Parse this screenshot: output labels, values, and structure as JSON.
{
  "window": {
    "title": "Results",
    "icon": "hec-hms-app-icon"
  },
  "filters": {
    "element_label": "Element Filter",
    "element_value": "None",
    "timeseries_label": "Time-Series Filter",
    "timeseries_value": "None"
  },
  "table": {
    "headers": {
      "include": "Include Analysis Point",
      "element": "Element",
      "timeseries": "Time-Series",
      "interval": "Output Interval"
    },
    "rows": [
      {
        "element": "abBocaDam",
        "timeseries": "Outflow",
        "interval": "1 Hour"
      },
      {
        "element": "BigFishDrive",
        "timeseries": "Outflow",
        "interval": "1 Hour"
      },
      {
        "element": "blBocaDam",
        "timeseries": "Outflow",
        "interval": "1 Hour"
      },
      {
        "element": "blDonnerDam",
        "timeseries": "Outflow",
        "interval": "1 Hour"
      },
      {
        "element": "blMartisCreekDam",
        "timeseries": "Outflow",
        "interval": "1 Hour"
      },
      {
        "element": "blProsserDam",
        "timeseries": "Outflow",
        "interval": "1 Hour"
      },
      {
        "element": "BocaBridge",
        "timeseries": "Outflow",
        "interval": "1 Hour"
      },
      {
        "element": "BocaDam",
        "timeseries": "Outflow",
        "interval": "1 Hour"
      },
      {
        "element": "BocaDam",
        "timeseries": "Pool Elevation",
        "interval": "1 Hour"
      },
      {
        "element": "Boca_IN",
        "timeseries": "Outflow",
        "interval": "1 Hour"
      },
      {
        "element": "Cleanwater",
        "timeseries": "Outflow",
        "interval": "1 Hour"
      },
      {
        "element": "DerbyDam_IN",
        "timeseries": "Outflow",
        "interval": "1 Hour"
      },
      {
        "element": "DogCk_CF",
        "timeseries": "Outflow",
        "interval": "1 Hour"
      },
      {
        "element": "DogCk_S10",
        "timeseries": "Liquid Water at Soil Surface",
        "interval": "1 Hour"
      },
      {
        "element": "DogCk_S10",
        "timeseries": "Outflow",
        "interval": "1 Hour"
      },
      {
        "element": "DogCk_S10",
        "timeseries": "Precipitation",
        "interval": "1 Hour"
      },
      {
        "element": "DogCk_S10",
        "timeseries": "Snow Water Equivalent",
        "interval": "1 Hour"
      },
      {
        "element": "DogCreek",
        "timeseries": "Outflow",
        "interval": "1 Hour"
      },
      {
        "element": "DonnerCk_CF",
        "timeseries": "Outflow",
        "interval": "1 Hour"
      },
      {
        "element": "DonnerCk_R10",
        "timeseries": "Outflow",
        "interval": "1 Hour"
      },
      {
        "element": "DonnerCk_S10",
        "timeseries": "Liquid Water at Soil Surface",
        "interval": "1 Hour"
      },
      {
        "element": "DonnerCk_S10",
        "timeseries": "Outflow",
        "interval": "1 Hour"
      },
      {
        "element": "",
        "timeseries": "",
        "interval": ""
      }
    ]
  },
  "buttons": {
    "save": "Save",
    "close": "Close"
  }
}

== Set problem ==
Write out the entries above word for word.

== Reply to the task ==
Parse this screenshot: output labels, values, and structure as JSON.
{
  "window": {
    "title": "Results",
    "icon": "hec-hms-app-icon"
  },
  "filters": {
    "element_label": "Element Filter",
    "element_value": "None",
    "timeseries_label": "Time-Series Filter",
    "timeseries_value": "None"
  },
  "table": {
    "headers": {
      "include": "Include Analysis Point",
      "element": "Element",
      "timeseries": "Time-Series",
      "interval": "Output Interval"
    },
    "rows": [
      {
        "element": "abBocaDam",
        "timeseries": "Outflow",
        "interval": "1 Hour"
      },
      {
        "element": "BigFishDrive",
        "timeseries": "Outflow",
        "interval": "1 Hour"
      },
      {
        "element": "blBocaDam",
        "timeseries": "Outflow",
        "interval": "1 Hour"
      },
      {
        "element": "blDonnerDam",
        "timeseries": "Outflow",
        "interval": "1 Hour"
      },
      {
        "element": "blMartisCreekDam",
        "timeseries": "Outflow",
        "interval": "1 Hour"
      },
      {
        "element": "blProsserDam",
        "timeseries": "Outflow",
        "interval": "1 Hour"
      },
      {
        "element": "BocaBridge",
        "timeseries": "Outflow",
        "interval": "1 Hour"
      },
      {
        "element": "BocaDam",
        "timeseries": "Outflow",
        "interval": "1 Hour"
      },
      {
        "element": "BocaDam",
        "timeseries": "Pool Elevation",
        "interval": "1 Hour"
      },
      {
        "element": "Boca_IN",
        "timeseries": "Outflow",
        "interval": "1 Hour"
      },
      {
        "element": "Cleanwater",
        "timeseries": "Outflow",
        "interval": "1 Hour"
      },
      {
        "element": "DerbyDam_IN",
        "timeseries": "Outflow",
        "interval": "1 Hour"
      },
      {
        "element": "DogCk_CF",
        "timeseries": "Outflow",
        "interval": "1 Hour"
      },
      {
        "element": "DogCk_S10",
        "timeseries": "Liquid Water at Soil Surface",
        "interval": "1 Hour"
      },
      {
        "element": "DogCk_S10",
        "timeseries": "Outflow",
        "interval": "1 Hour"
      },
      {
        "element": "DogCk_S10",
        "timeseries": "Precipitation",
        "interval": "1 Hour"
      },
      {
        "element": "DogCk_S10",
        "timeseries": "Snow Water Equivalent",
        "interval": "1 Hour"
      },
      {
        "element": "DogCreek",
        "timeseries": "Outflow",
        "interval": "1 Hour"
      },
      {
        "element": "DonnerCk_CF",
        "timeseries": "Outflow",
        "interval": "1 Hour"
      },
      {
        "element": "DonnerCk_R10",
        "timeseries": "Outflow",
        "interval": "1 Hour"
      },
      {
        "element": "DonnerCk_S10",
        "timeseries": "Liquid Water at Soil Surface",
        "interval": "1 Hour"
      },
      {
        "element": "DonnerCk_S10",
        "timeseries": "Outflow",
        "interval": "1 Hour"
      },
      {
        "element": "",
        "timeseries": "",
        "interval": ""
      }
    ]
  },
  "buttons": {
    "save": "Save",
    "close": "Close"
  }
}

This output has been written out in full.